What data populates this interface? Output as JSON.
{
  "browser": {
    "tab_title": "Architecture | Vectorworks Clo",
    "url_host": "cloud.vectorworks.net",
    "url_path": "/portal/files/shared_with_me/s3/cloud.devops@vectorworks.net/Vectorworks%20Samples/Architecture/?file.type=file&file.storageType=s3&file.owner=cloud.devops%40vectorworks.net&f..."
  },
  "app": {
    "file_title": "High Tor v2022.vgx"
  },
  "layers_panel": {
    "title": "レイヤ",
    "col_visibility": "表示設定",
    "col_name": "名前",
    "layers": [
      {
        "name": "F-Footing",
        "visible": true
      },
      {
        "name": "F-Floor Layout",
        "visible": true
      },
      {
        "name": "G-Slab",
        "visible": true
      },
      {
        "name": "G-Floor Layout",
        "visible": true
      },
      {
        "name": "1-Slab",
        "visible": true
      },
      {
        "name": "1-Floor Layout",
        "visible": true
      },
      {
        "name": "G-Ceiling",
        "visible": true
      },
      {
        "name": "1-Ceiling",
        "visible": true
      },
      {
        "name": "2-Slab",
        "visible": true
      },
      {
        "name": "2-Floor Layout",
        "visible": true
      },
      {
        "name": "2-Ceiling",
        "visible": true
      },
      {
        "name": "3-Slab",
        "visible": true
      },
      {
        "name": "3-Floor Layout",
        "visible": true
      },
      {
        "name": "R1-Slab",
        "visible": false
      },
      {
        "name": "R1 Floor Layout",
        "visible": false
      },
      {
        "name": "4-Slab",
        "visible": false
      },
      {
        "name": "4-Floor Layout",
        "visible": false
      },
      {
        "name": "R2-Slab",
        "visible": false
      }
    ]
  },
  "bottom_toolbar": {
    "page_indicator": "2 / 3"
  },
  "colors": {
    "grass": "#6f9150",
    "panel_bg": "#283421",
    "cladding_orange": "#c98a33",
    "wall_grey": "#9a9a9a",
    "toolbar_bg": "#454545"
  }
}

_What to work on_
Each record above should be output again exactly.

_Answer to the task_
What data populates this interface? Output as JSON.
{
  "browser": {
    "tab_title": "Architecture | Vectorworks Clo",
    "url_host": "cloud.vectorworks.net",
    "url_path": "/portal/files/shared_with_me/s3/cloud.devops@vectorworks.net/Vectorworks%20Samples/Architecture/?file.type=file&file.storageType=s3&file.owner=cloud.devops%40vectorworks.net&f..."
  },
  "app": {
    "file_title": "High Tor v2022.vgx"
  },
  "layers_panel": {
    "title": "レイヤ",
    "col_visibility": "表示設定",
    "col_name": "名前",
    "layers": [
      {
        "name": "F-Footing",
        "visible": true
      },
      {
        "name": "F-Floor Layout",
        "visible": true
      },
      {
        "name": "G-Slab",
        "visible": true
      },
      {
        "name": "G-Floor Layout",
        "visible": true
      },
      {
        "name": "1-Slab",
        "visible": true
      },
      {
        "name": "1-Floor Layout",
        "visible": true
      },
      {
        "name": "G-Ceiling",
        "visible": true
      },
      {
        "name": "1-Ceiling",
        "visible": true
      },
      {
        "name": "2-Slab",
        "visible": true
      },
      {
        "name": "2-Floor Layout",
        "visible": true
      },
      {
        "name": "2-Ceiling",
        "visible": true
      },
      {
        "name": "3-Slab",
        "visible": true
      },
      {
        "name": "3-Floor Layout",
        "visible": true
      },
      {
        "name": "R1-Slab",
        "visible": false
      },
      {
        "name": "R1 Floor Layout",
        "visible": false
      },
      {
        "name": "4-Slab",
        "visible": false
      },
      {
        "name": "4-Floor Layout",
        "visible": false
      },
      {
        "name": "R2-Slab",
        "visible": false
      }
    ]
  },
  "bottom_toolbar": {
    "page_indicator": "2 / 3"
  },
  "colors": {
    "grass": "#6f9150",
    "panel_bg": "#283421",
    "cladding_orange": "#c98a33",
    "wall_grey": "#9a9a9a",
    "toolbar_bg": "#454545"
  }
}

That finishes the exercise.